### TASK STATEMENT
Retype the material below. Keep every word exactly as it is.

Stored entries
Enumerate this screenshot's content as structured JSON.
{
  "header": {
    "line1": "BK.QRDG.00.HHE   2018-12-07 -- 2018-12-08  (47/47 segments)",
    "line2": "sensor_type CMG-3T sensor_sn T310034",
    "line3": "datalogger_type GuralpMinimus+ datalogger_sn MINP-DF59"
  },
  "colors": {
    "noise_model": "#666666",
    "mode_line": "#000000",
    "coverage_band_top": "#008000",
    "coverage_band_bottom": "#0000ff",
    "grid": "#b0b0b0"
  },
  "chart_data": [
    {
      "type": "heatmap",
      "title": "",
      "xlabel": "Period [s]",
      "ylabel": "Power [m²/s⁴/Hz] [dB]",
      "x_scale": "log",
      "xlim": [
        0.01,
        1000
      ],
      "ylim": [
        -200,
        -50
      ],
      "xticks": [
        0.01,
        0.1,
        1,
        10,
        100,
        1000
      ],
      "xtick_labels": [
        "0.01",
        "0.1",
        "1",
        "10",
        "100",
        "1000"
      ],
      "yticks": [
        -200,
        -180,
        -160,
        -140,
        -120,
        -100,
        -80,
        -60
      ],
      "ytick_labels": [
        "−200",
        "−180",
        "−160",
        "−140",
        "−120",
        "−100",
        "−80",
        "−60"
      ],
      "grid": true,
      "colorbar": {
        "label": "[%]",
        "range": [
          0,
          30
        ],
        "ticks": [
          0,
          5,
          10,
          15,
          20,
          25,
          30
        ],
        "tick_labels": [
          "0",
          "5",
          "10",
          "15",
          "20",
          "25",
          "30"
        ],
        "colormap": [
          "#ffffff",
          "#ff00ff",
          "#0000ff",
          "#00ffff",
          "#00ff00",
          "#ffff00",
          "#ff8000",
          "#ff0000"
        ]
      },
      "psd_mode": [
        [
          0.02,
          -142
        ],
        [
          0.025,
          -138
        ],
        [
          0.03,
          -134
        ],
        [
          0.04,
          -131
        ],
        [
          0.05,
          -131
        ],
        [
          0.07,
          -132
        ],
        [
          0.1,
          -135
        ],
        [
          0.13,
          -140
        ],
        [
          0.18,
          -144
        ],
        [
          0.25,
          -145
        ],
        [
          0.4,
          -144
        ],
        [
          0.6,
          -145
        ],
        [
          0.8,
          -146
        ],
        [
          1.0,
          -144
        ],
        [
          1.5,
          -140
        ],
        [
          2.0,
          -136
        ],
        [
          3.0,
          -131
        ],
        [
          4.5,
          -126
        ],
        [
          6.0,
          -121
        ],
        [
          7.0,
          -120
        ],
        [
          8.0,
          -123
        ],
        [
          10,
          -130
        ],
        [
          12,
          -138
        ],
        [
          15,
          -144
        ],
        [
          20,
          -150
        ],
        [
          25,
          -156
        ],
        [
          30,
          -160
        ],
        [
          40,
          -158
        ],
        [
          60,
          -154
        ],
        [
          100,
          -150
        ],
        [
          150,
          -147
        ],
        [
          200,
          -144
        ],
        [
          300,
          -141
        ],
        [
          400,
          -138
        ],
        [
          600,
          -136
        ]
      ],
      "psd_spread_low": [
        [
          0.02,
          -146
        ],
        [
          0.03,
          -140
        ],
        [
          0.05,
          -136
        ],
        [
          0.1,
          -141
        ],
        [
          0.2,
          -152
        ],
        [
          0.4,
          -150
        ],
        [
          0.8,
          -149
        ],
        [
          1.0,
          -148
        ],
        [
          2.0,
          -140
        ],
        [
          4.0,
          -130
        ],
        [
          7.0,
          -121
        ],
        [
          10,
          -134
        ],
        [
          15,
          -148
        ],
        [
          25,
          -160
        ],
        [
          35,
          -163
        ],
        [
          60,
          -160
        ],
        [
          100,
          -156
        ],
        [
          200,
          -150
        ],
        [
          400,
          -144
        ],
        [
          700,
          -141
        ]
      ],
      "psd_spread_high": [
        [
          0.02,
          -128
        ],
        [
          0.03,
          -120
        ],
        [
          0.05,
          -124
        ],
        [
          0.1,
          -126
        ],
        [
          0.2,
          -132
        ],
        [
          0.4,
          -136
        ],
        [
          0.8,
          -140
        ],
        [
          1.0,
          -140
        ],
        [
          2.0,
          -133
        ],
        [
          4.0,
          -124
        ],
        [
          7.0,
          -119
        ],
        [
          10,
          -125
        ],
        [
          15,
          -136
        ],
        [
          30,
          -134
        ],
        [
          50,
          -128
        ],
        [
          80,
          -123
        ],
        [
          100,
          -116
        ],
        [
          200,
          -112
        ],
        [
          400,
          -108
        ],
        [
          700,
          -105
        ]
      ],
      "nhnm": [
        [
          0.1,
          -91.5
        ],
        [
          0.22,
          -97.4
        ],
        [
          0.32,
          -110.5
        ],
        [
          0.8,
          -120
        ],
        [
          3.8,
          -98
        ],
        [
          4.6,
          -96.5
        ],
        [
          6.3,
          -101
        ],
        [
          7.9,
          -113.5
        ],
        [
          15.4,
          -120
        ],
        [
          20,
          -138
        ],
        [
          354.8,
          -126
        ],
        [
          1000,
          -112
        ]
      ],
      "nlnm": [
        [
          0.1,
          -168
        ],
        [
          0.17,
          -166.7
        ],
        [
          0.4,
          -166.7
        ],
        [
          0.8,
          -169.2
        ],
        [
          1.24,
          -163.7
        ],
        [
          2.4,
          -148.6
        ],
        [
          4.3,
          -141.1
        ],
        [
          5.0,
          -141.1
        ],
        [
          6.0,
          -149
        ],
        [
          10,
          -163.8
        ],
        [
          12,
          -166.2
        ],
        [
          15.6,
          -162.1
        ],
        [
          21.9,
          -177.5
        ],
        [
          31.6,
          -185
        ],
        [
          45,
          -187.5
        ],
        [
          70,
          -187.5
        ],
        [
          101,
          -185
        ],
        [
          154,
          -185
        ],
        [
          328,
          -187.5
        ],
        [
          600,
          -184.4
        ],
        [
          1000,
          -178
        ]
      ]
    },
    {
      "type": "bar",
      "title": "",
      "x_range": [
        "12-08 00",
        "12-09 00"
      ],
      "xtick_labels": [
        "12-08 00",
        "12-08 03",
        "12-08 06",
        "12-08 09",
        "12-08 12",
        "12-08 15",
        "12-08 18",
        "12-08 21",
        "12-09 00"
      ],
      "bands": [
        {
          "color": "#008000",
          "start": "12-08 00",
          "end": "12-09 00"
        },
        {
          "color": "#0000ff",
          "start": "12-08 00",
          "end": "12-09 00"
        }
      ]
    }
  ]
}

### ANSWER
Enumerate this screenshot's content as structured JSON.
{
  "header": {
    "line1": "BK.QRDG.00.HHE   2018-12-07 -- 2018-12-08  (47/47 segments)",
    "line2": "sensor_type CMG-3T sensor_sn T310034",
    "line3": "datalogger_type GuralpMinimus+ datalogger_sn MINP-DF59"
  },
  "colors": {
    "noise_model": "#666666",
    "mode_line": "#000000",
    "coverage_band_top": "#008000",
    "coverage_band_bottom": "#0000ff",
    "grid": "#b0b0b0"
  },
  "chart_data": [
    {
      "type": "heatmap",
      "title": "",
      "xlabel": "Period [s]",
      "ylabel": "Power [m²/s⁴/Hz] [dB]",
      "x_scale": "log",
      "xlim": [
        0.01,
        1000
      ],
      "ylim": [
        -200,
        -50
      ],
      "xticks": [
        0.01,
        0.1,
        1,
        10,
        100,
        1000
      ],
      "xtick_labels": [
        "0.01",
        "0.1",
        "1",
        "10",
        "100",
        "1000"
      ],
      "yticks": [
        -200,
        -180,
        -160,
        -140,
        -120,
        -100,
        -80,
        -60
      ],
      "ytick_labels": [
        "−200",
        "−180",
        "−160",
        "−140",
        "−120",
        "−100",
        "−80",
        "−60"
      ],
      "grid": true,
      "colorbar": {
        "label": "[%]",
        "range": [
          0,
          30
        ],
        "ticks": [
          0,
          5,
          10,
          15,
          20,
          25,
          30
        ],
        "tick_labels": [
          "0",
          "5",
          "10",
          "15",
          "20",
          "25",
          "30"
        ],
        "colormap": [
          "#ffffff",
          "#ff00ff",
          "#0000ff",
          "#00ffff",
          "#00ff00",
          "#ffff00",
          "#ff8000",
          "#ff0000"
        ]
      },
      "psd_mode": [
        [
          0.02,
          -142
        ],
        [
          0.025,
          -138
        ],
        [
          0.03,
          -134
        ],
        [
          0.04,
          -131
        ],
        [
          0.05,
          -131
        ],
        [
          0.07,
          -132
        ],
        [
          0.1,
          -135
        ],
        [
          0.13,
          -140
        ],
        [
          0.18,
          -144
        ],
        [
          0.25,
          -145
        ],
        [
          0.4,
          -144
        ],
        [
          0.6,
          -145
        ],
        [
          0.8,
          -146
        ],
        [
          1.0,
          -144
        ],
        [
          1.5,
          -140
        ],
        [
          2.0,
          -136
        ],
        [
          3.0,
          -131
        ],
        [
          4.5,
          -126
        ],
        [
          6.0,
          -121
        ],
        [
          7.0,
          -120
        ],
        [
          8.0,
          -123
        ],
        [
          10,
          -130
        ],
        [
          12,
          -138
        ],
        [
          15,
          -144
        ],
        [
          20,
          -150
        ],
        [
          25,
          -156
        ],
        [
          30,
          -160
        ],
        [
          40,
          -158
        ],
        [
          60,
          -154
        ],
        [
          100,
          -150
        ],
        [
          150,
          -147
        ],
        [
          200,
          -144
        ],
        [
          300,
          -141
        ],
        [
          400,
          -138
        ],
        [
          600,
          -136
        ]
      ],
      "psd_spread_low": [
        [
          0.02,
          -146
        ],
        [
          0.03,
          -140
        ],
        [
          0.05,
          -136
        ],
        [
          0.1,
          -141
        ],
        [
          0.2,
          -152
        ],
        [
          0.4,
          -150
        ],
        [
          0.8,
          -149
        ],
        [
          1.0,
          -148
        ],
        [
          2.0,
          -140
        ],
        [
          4.0,
          -130
        ],
        [
          7.0,
          -121
        ],
        [
          10,
          -134
        ],
        [
          15,
          -148
        ],
        [
          25,
          -160
        ],
        [
          35,
          -163
        ],
        [
          60,
          -160
        ],
        [
          100,
          -156
        ],
        [
          200,
          -150
        ],
        [
          400,
          -144
        ],
        [
          700,
          -141
        ]
      ],
      "psd_spread_high": [
        [
          0.02,
          -128
        ],
        [
          0.03,
          -120
        ],
        [
          0.05,
          -124
        ],
        [
          0.1,
          -126
        ],
        [
          0.2,
          -132
        ],
        [
          0.4,
          -136
        ],
        [
          0.8,
          -140
        ],
        [
          1.0,
          -140
        ],
        [
          2.0,
          -133
        ],
        [
          4.0,
          -124
        ],
        [
          7.0,
          -119
        ],
        [
          10,
          -125
        ],
        [
          15,
          -136
        ],
        [
          30,
          -134
        ],
        [
          50,
          -128
        ],
        [
          80,
          -123
        ],
        [
          100,
          -116
        ],
        [
          200,
          -112
        ],
        [
          400,
          -108
        ],
        [
          700,
          -105
        ]
      ],
      "nhnm": [
        [
          0.1,
          -91.5
        ],
        [
          0.22,
          -97.4
        ],
        [
          0.32,
          -110.5
        ],
        [
          0.8,
          -120
        ],
        [
          3.8,
          -98
        ],
        [
          4.6,
          -96.5
        ],
        [
          6.3,
          -101
        ],
        [
          7.9,
          -113.5
        ],
        [
          15.4,
          -120
        ],
        [
          20,
          -138
        ],
        [
          354.8,
          -126
        ],
        [
          1000,
          -112
        ]
      ],
      "nlnm": [
        [
          0.1,
          -168
        ],
        [
          0.17,
          -166.7
        ],
        [
          0.4,
          -166.7
        ],
        [
          0.8,
          -169.2
        ],
        [
          1.24,
          -163.7
        ],
        [
          2.4,
          -148.6
        ],
        [
          4.3,
          -141.1
        ],
        [
          5.0,
          -141.1
        ],
        [
          6.0,
          -149
        ],
        [
          10,
          -163.8
        ],
        [
          12,
          -166.2
        ],
        [
          15.6,
          -162.1
        ],
        [
          21.9,
          -177.5
        ],
        [
          31.6,
          -185
        ],
        [
          45,
          -187.5
        ],
        [
          70,
          -187.5
        ],
        [
          101,
          -185
        ],
        [
          154,
          -185
        ],
        [
          328,
          -187.5
        ],
        [
          600,
          -184.4
        ],
        [
          1000,
          -178
        ]
      ]
    },
    {
      "type": "bar",
      "title": "",
      "x_range": [
        "12-08 00",
        "12-09 00"
      ],
      "xtick_labels": [
        "12-08 00",
        "12-08 03",
        "12-08 06",
        "12-08 09",
        "12-08 12",
        "12-08 15",
        "12-08 18",
        "12-08 21",
        "12-09 00"
      ],
      "bands": [
        {
          "color": "#008000",
          "start": "12-08 00",
          "end": "12-09 00"
        },
        {
          "color": "#0000ff",
          "start": "12-08 00",
          "end": "12-09 00"
        }
      ]
    }
  ]
}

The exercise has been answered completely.